▶ [Written problem]: The listing below should be written out exactly; please include all of it.

▶ [Records]:
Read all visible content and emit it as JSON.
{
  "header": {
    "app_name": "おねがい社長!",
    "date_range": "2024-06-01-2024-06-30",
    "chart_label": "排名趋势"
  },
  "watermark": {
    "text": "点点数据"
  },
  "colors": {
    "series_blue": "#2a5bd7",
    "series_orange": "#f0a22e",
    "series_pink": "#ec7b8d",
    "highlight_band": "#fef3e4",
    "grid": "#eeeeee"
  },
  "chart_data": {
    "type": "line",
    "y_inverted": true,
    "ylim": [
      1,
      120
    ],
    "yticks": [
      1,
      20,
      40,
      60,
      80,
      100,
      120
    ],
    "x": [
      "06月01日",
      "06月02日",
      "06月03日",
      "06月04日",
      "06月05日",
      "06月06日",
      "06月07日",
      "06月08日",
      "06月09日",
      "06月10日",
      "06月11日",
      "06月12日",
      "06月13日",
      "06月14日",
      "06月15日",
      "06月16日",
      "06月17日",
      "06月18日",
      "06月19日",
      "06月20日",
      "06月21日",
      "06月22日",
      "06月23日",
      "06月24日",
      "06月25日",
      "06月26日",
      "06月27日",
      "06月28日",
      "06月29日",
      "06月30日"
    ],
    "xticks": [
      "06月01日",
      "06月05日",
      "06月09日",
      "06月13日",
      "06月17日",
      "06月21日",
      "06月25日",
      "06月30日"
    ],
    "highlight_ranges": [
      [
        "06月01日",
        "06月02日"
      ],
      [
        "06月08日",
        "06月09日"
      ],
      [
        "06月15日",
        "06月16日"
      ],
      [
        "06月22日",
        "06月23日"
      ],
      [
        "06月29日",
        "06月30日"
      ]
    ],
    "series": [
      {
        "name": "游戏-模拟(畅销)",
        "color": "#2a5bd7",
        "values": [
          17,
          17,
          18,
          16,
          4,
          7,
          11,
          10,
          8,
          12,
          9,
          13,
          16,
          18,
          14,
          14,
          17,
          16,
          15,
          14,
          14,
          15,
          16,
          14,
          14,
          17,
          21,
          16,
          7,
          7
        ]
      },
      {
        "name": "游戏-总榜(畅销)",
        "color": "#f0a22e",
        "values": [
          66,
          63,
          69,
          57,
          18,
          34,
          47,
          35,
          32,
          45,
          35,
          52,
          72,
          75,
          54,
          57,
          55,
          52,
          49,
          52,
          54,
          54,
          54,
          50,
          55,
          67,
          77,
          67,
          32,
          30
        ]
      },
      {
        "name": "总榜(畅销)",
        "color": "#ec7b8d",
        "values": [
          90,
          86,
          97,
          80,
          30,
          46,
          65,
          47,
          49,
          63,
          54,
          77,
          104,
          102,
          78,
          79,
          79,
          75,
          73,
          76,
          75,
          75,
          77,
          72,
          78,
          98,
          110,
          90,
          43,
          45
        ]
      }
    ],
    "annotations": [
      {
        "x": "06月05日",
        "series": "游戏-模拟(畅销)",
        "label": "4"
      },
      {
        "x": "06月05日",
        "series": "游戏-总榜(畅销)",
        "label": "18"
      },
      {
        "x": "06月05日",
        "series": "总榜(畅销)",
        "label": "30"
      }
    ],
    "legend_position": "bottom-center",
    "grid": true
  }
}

▶ [Written solution]:
Read all visible content and emit it as JSON.
{
  "header": {
    "app_name": "おねがい社長!",
    "date_range": "2024-06-01-2024-06-30",
    "chart_label": "排名趋势"
  },
  "watermark": {
    "text": "点点数据"
  },
  "colors": {
    "series_blue": "#2a5bd7",
    "series_orange": "#f0a22e",
    "series_pink": "#ec7b8d",
    "highlight_band": "#fef3e4",
    "grid": "#eeeeee"
  },
  "chart_data": {
    "type": "line",
    "y_inverted": true,
    "ylim": [
      1,
      120
    ],
    "yticks": [
      1,
      20,
      40,
      60,
      80,
      100,
      120
    ],
    "x": [
      "06月01日",
      "06月02日",
      "06月03日",
      "06月04日",
      "06月05日",
      "06月06日",
      "06月07日",
      "06月08日",
      "06月09日",
      "06月10日",
      "06月11日",
      "06月12日",
      "06月13日",
      "06月14日",
      "06月15日",
      "06月16日",
      "06月17日",
      "06月18日",
      "06月19日",
      "06月20日",
      "06月21日",
      "06月22日",
      "06月23日",
      "06月24日",
      "06月25日",
      "06月26日",
      "06月27日",
      "06月28日",
      "06月29日",
      "06月30日"
    ],
    "xticks": [
      "06月01日",
      "06月05日",
      "06月09日",
      "06月13日",
      "06月17日",
      "06月21日",
      "06月25日",
      "06月30日"
    ],
    "highlight_ranges": [
      [
        "06月01日",
        "06月02日"
      ],
      [
        "06月08日",
        "06月09日"
      ],
      [
        "06月15日",
        "06月16日"
      ],
      [
        "06月22日",
        "06月23日"
      ],
      [
        "06月29日",
        "06月30日"
      ]
    ],
    "series": [
      {
        "name": "游戏-模拟(畅销)",
        "color": "#2a5bd7",
        "values": [
          17,
          17,
          18,
          16,
          4,
          7,
          11,
          10,
          8,
          12,
          9,
          13,
          16,
          18,
          14,
          14,
          17,
          16,
          15,
          14,
          14,
          15,
          16,
          14,
          14,
          17,
          21,
          16,
          7,
          7
        ]
      },
      {
        "name": "游戏-总榜(畅销)",
        "color": "#f0a22e",
        "values": [
          66,
          63,
          69,
          57,
          18,
          34,
          47,
          35,
          32,
          45,
          35,
          52,
          72,
          75,
          54,
          57,
          55,
          52,
          49,
          52,
          54,
          54,
          54,
          50,
          55,
          67,
          77,
          67,
          32,
          30
        ]
      },
      {
        "name": "总榜(畅销)",
        "color": "#ec7b8d",
        "values": [
          90,
          86,
          97,
          80,
          30,
          46,
          65,
          47,
          49,
          63,
          54,
          77,
          104,
          102,
          78,
          79,
          79,
          75,
          73,
          76,
          75,
          75,
          77,
          72,
          78,
          98,
          110,
          90,
          43,
          45
        ]
      }
    ],
    "annotations": [
      {
        "x": "06月05日",
        "series": "游戏-模拟(畅销)",
        "label": "4"
      },
      {
        "x": "06月05日",
        "series": "游戏-总榜(畅销)",
        "label": "18"
      },
      {
        "x": "06月05日",
        "series": "总榜(畅销)",
        "label": "30"
      }
    ],
    "legend_position": "bottom-center",
    "grid": true
  }
}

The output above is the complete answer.